>> Begin SUPPLIED DATA

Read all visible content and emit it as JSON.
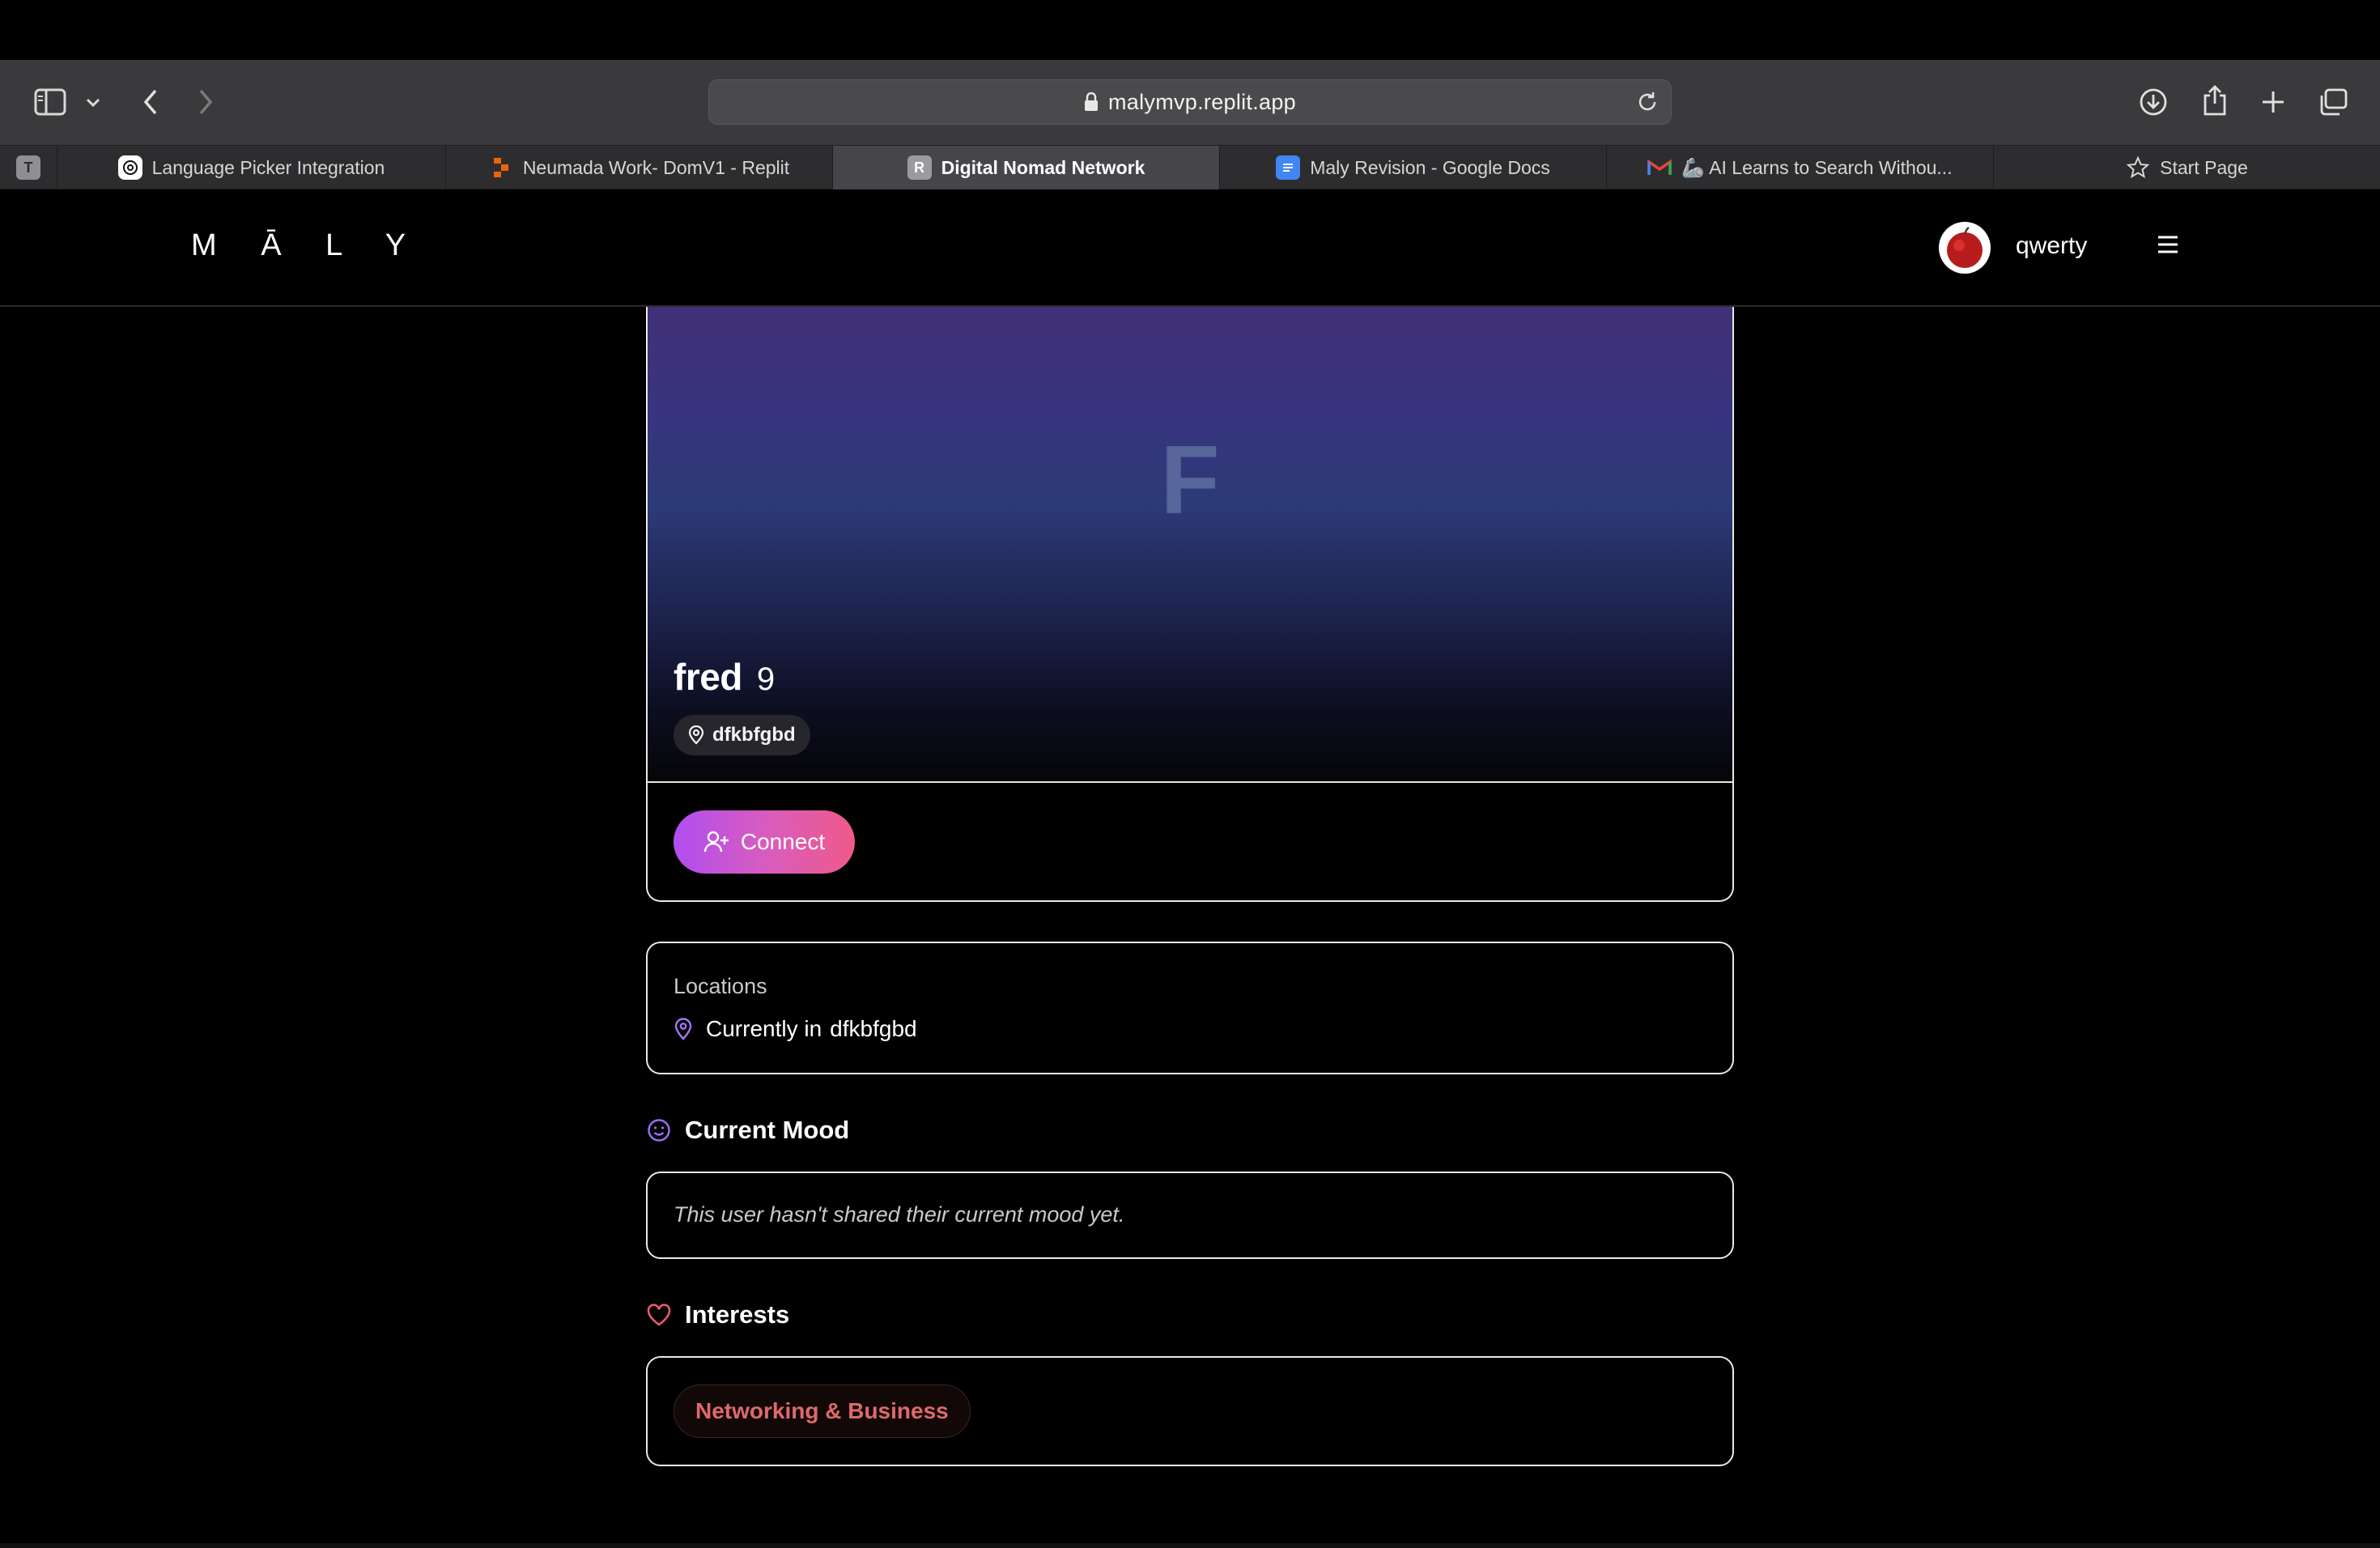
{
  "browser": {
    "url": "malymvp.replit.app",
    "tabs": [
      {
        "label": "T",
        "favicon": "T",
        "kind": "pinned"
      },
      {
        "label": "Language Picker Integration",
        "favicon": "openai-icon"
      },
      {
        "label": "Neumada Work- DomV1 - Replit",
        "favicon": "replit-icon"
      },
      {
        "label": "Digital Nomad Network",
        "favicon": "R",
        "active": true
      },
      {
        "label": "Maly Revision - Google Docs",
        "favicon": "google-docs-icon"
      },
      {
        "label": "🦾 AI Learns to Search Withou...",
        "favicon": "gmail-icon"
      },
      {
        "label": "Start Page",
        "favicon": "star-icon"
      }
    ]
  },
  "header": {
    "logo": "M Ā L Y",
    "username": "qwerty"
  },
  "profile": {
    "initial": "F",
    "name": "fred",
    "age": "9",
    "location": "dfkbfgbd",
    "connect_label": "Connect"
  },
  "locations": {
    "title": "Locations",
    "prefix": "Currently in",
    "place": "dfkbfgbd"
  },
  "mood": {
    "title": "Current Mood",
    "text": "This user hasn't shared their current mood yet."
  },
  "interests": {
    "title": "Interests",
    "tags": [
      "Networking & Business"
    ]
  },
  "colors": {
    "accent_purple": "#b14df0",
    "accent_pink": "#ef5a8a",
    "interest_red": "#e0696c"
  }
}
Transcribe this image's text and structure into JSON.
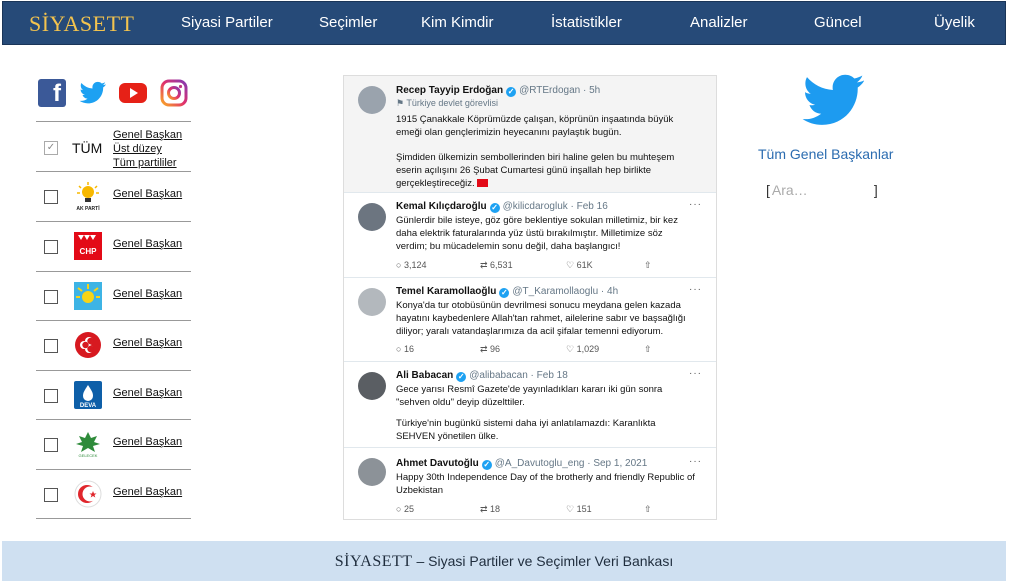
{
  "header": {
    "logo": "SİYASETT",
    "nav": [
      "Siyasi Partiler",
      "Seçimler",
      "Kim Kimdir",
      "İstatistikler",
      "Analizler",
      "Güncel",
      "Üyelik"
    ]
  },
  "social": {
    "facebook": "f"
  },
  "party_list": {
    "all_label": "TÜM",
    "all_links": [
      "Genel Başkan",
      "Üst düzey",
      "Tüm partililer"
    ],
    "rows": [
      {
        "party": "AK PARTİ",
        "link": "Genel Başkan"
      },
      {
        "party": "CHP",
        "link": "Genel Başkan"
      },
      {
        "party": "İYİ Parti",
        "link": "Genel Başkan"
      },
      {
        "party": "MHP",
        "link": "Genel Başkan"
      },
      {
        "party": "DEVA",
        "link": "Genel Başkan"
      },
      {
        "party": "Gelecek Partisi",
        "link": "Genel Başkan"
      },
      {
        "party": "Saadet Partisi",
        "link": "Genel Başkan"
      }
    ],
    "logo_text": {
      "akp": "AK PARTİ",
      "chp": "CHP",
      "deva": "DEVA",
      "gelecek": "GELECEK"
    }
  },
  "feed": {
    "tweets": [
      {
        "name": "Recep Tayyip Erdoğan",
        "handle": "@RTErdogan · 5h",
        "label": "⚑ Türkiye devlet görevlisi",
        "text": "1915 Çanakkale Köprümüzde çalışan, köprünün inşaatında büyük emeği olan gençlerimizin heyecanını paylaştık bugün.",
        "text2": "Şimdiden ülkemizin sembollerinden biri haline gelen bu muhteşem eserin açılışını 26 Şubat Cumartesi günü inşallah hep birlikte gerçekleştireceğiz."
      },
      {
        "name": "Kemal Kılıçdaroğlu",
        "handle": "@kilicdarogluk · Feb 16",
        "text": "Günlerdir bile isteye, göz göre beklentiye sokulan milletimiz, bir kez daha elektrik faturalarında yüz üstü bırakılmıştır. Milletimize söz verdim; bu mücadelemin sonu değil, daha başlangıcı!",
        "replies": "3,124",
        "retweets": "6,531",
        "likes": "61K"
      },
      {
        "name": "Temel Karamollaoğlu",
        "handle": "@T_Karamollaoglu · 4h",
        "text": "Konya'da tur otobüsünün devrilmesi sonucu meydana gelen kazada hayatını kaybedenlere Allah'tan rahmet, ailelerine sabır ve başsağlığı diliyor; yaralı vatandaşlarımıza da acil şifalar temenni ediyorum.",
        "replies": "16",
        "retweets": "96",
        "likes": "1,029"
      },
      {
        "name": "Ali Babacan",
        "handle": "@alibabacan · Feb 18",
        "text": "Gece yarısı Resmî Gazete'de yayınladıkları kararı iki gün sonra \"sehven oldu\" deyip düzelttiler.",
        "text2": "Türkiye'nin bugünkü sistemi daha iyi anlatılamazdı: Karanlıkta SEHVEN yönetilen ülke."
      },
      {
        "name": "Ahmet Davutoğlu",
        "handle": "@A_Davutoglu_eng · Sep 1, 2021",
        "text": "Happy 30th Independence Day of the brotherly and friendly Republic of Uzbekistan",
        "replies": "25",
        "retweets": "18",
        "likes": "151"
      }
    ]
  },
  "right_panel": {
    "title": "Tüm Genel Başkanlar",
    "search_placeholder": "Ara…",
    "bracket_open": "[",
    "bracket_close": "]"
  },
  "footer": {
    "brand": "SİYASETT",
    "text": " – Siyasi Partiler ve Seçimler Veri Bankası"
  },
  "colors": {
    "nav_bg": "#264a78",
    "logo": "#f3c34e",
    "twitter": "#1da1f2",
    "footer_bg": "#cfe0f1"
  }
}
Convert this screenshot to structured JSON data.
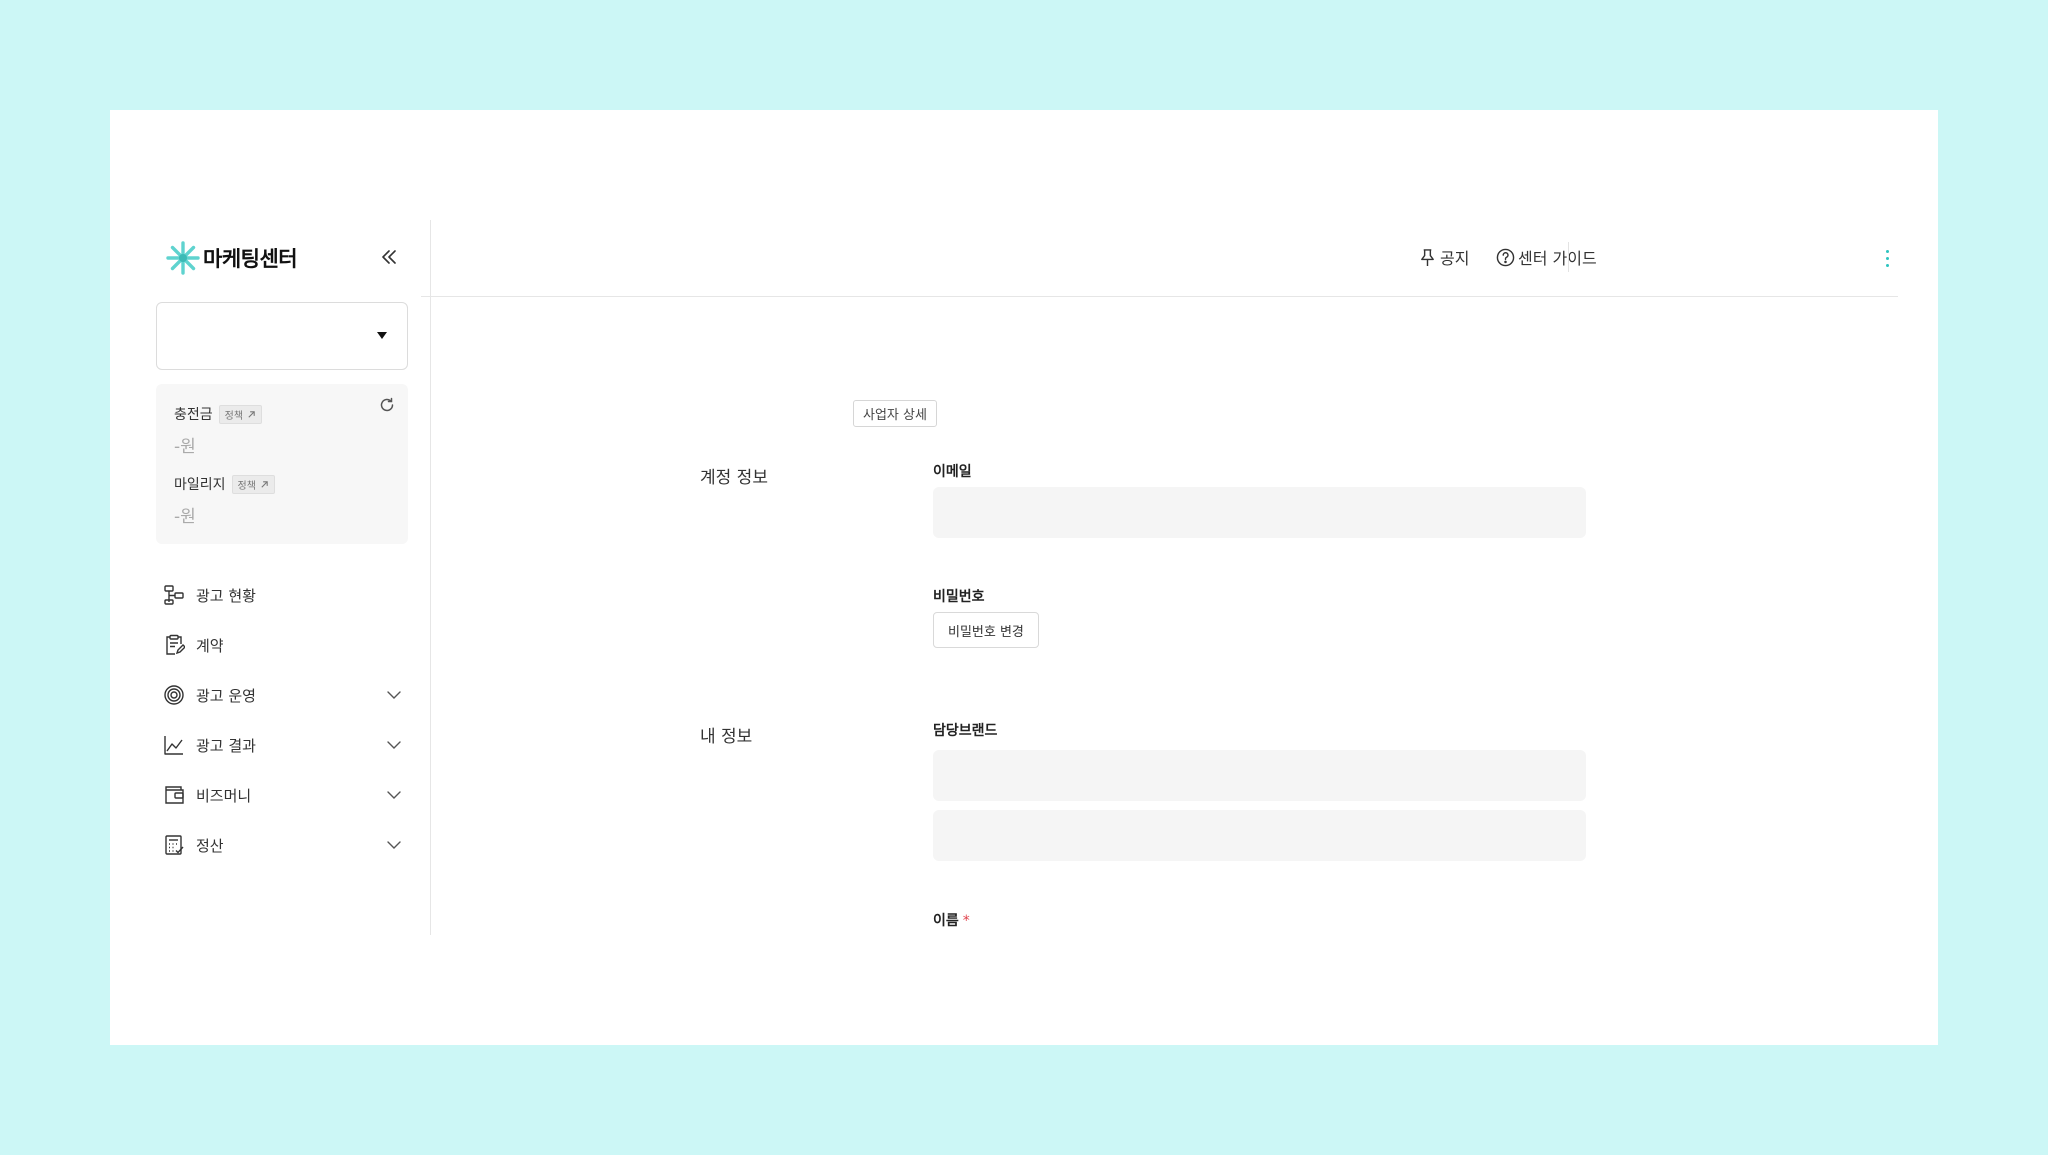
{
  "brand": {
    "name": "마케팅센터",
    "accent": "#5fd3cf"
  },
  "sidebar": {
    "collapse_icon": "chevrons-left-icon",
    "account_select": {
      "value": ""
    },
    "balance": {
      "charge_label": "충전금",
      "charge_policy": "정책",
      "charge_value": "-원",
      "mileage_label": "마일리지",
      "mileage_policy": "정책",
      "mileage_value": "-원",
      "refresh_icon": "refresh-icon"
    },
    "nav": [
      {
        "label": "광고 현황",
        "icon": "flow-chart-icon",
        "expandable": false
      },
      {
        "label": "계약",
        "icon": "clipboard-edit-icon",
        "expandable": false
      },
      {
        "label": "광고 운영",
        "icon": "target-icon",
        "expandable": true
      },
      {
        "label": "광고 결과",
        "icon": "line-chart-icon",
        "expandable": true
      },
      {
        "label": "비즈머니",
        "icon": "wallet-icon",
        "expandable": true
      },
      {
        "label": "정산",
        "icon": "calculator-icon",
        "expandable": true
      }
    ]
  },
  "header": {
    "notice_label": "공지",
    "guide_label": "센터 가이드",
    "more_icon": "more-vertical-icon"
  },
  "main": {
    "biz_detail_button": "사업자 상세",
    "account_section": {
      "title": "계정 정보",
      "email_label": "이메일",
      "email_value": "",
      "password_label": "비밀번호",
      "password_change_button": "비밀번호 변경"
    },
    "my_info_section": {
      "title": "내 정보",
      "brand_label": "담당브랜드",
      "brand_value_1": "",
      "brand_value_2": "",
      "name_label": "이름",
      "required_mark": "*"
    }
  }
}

>> End SUPPLIED DATA

-- WHAT YOU SHOULD DO --
Which lines hold the word "Partisi"? Copy each of them from the records.

-- EXERCISE RESPONSE --
        "party": "Gelecek Partisi",
        "party": "Saadet Partisi",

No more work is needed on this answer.